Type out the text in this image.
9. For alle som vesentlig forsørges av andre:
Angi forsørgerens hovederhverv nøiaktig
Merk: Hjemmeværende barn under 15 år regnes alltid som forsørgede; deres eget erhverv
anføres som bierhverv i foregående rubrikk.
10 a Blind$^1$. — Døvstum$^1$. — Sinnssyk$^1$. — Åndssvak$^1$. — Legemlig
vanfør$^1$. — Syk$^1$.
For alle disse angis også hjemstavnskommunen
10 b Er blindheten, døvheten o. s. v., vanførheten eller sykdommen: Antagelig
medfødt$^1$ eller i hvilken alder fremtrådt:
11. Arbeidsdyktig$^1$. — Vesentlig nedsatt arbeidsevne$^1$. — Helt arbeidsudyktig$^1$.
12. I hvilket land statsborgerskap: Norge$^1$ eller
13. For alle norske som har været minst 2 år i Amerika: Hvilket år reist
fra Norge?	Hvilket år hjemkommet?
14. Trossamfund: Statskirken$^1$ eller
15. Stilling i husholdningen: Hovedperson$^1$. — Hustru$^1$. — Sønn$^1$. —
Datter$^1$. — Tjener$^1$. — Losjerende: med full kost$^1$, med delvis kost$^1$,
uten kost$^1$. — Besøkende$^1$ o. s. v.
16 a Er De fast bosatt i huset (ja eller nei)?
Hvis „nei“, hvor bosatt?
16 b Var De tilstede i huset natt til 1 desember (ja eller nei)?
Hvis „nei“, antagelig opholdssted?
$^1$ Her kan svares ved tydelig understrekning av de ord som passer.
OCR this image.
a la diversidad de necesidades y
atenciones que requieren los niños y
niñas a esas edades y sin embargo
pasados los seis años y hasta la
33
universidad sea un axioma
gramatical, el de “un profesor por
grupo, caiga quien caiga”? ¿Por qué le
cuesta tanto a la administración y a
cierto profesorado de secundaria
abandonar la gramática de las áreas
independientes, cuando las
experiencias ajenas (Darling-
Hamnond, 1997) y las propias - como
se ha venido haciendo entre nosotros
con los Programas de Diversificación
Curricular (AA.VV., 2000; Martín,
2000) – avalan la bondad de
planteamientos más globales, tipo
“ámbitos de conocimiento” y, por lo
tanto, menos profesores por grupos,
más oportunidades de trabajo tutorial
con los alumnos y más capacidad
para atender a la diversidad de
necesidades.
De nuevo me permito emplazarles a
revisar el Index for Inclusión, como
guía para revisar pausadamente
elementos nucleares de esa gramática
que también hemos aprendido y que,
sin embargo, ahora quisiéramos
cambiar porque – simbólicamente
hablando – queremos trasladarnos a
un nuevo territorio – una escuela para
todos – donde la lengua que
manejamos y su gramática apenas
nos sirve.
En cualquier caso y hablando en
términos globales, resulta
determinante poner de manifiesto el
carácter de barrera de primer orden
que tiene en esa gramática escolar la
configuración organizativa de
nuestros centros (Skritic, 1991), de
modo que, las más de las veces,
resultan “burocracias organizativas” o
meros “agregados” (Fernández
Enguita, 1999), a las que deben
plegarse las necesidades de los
---------------
▸ **TASK DETAILS**
Transcribe all lines as written.

▸ **WRITTEN REPLY**
Type out the text in this image.
9. For alle som vesentlig forsørges av andre:
Angi forsørgerens hovederhverv nøiaktig
Merk: Hjemmeværende barn under 15 år regnes alltid som forsørgede; deres eget erhverv
anføres som bierhverv i foregående rubrikk.
10 a Blind$^1$. — Døvstum$^1$. — Sinnssyk$^1$. — Åndssvak$^1$. — Legemlig
vanfør$^1$. — Syk$^1$.
For alle disse angis også hjemstavnskommunen
10 b Er blindheten, døvheten o. s. v., vanførheten eller sykdommen: Antagelig
medfødt$^1$ eller i hvilken alder fremtrådt:
11. Arbeidsdyktig$^1$. — Vesentlig nedsatt arbeidsevne$^1$. — Helt arbeidsudyktig$^1$.
12. I hvilket land statsborgerskap: Norge$^1$ eller
13. For alle norske som har været minst 2 år i Amerika: Hvilket år reist
fra Norge?	Hvilket år hjemkommet?
14. Trossamfund: Statskirken$^1$ eller
15. Stilling i husholdningen: Hovedperson$^1$. — Hustru$^1$. — Sønn$^1$. —
Datter$^1$. — Tjener$^1$. — Losjerende: med full kost$^1$, med delvis kost$^1$,
uten kost$^1$. — Besøkende$^1$ o. s. v.
16 a Er De fast bosatt i huset (ja eller nei)?
Hvis „nei“, hvor bosatt?
16 b Var De tilstede i huset natt til 1 desember (ja eller nei)?
Hvis „nei“, antagelig opholdssted?
$^1$ Her kan svares ved tydelig understrekning av de ord som passer.
OCR this image.
a la diversidad de necesidades y
atenciones que requieren los niños y
niñas a esas edades y sin embargo
pasados los seis años y hasta la
33
universidad sea un axioma
gramatical, el de “un profesor por
grupo, caiga quien caiga”? ¿Por qué le
cuesta tanto a la administración y a
cierto profesorado de secundaria
abandonar la gramática de las áreas
independientes, cuando las
experiencias ajenas (Darling-
Hamnond, 1997) y las propias - como
se ha venido haciendo entre nosotros
con los Programas de Diversificación
Curricular (AA.VV., 2000; Martín,
2000) – avalan la bondad de
planteamientos más globales, tipo
“ámbitos de conocimiento” y, por lo
tanto, menos profesores por grupos,
más oportunidades de trabajo tutorial
con los alumnos y más capacidad
para atender a la diversidad de
necesidades.
De nuevo me permito emplazarles a
revisar el Index for Inclusión, como
guía para revisar pausadamente
elementos nucleares de esa gramática
que también hemos aprendido y que,
sin embargo, ahora quisiéramos
cambiar porque – simbólicamente
hablando – queremos trasladarnos a
un nuevo territorio – una escuela para
todos – donde la lengua que
manejamos y su gramática apenas
nos sirve.
En cualquier caso y hablando en
términos globales, resulta
determinante poner de manifiesto el
carácter de barrera de primer orden
que tiene en esa gramática escolar la
configuración organizativa de
nuestros centros (Skritic, 1991), de
modo que, las más de las veces,
resultan “burocracias organizativas” o
meros “agregados” (Fernández
Enguita, 1999), a las que deben
plegarse las necesidades de los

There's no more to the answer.